• _Your task_: Filter the entries that follow, copying every line in which the word "text" appears.

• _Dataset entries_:
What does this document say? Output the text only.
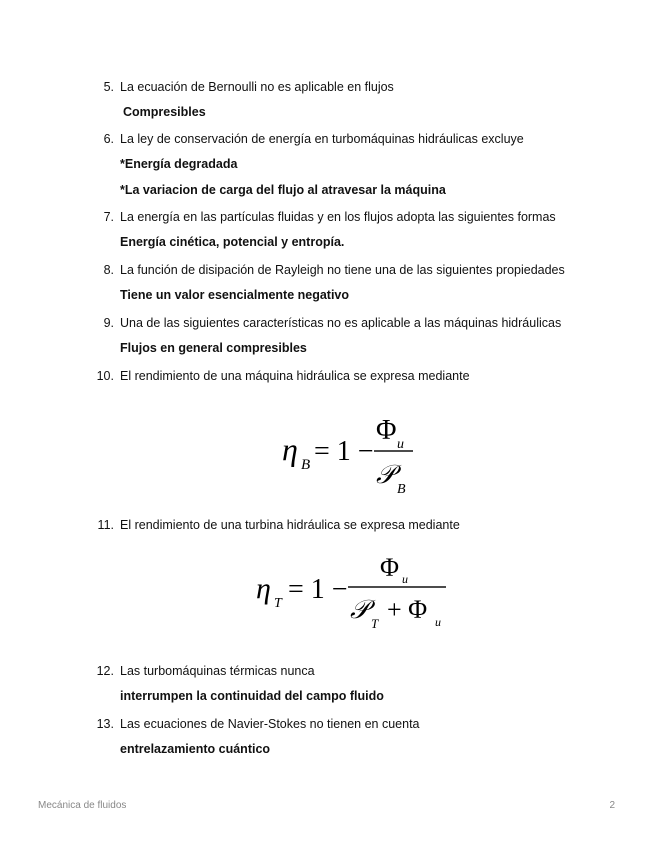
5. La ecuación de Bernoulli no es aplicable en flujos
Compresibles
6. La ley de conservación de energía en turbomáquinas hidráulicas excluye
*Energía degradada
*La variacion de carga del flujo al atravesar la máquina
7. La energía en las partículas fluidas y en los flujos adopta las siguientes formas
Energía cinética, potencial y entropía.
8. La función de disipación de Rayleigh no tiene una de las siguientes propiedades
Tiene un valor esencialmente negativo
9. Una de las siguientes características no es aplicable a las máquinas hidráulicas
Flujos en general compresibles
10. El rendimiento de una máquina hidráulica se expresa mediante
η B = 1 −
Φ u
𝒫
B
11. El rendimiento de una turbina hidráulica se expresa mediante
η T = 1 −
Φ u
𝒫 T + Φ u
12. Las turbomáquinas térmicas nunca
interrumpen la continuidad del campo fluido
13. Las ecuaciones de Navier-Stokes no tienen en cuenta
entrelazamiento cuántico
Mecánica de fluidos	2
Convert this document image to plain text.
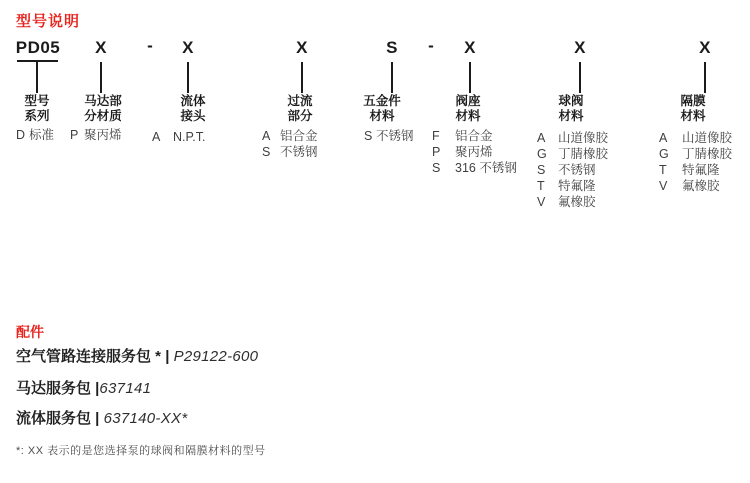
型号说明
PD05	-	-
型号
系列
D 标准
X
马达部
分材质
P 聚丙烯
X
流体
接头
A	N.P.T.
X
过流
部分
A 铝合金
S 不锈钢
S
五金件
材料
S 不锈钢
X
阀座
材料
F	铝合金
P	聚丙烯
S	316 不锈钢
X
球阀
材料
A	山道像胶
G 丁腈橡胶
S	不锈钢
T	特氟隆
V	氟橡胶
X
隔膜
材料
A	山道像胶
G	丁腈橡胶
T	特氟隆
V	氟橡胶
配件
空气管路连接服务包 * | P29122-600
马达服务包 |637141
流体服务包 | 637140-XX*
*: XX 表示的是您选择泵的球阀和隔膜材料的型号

---

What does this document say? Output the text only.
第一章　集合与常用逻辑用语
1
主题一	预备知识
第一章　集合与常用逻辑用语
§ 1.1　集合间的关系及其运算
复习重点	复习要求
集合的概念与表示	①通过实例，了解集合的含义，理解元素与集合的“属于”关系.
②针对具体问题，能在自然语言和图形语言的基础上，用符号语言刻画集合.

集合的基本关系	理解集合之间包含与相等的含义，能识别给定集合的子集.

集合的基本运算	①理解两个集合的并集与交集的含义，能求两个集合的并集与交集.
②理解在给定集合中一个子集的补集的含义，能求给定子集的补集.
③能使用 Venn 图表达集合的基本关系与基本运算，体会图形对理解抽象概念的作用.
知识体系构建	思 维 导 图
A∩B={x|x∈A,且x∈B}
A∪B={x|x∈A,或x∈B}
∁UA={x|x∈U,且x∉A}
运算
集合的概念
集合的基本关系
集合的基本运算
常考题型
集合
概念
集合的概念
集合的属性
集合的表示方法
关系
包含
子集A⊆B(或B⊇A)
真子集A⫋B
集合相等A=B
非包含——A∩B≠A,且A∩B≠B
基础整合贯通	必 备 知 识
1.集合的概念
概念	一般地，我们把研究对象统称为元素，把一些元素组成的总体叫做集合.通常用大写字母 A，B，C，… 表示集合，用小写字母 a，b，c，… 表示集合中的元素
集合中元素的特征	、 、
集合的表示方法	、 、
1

---

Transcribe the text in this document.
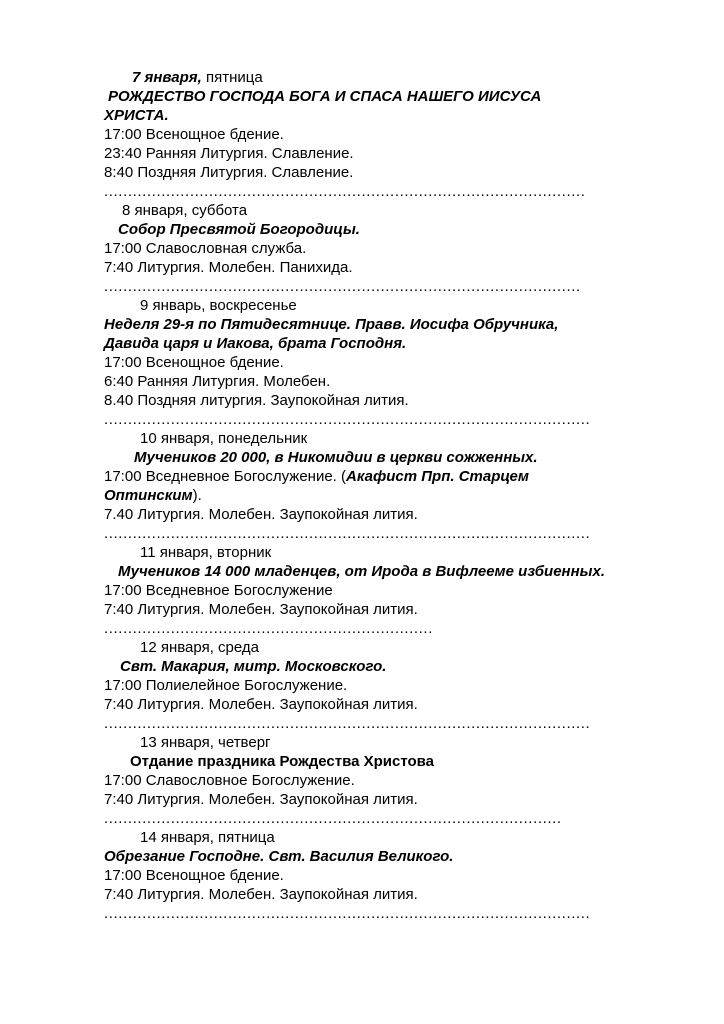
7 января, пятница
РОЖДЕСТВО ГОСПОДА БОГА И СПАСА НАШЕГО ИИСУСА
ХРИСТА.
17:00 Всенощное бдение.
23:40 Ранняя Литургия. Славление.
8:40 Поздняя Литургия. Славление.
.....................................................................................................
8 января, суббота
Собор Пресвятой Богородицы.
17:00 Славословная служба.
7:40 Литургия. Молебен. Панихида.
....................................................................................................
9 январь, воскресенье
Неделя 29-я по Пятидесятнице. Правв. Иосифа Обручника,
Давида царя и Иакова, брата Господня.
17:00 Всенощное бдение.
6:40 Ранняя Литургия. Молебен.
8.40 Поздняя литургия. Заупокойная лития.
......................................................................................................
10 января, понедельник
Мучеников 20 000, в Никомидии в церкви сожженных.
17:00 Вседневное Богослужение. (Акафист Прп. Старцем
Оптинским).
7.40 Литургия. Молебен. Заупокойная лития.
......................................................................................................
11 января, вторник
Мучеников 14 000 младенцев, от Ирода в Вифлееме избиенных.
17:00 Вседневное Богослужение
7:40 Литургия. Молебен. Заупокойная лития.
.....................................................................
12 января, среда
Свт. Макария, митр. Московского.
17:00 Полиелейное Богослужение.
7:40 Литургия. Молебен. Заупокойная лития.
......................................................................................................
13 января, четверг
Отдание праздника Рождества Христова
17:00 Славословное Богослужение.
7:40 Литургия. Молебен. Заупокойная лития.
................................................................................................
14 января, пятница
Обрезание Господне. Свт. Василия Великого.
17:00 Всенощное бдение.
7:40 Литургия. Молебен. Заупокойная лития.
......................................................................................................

• _Exercise result_:
What does this document say? Output the text only.
Convert this document image to plain text.
What does this document say? Output the text only.
Transcribe the text in this document.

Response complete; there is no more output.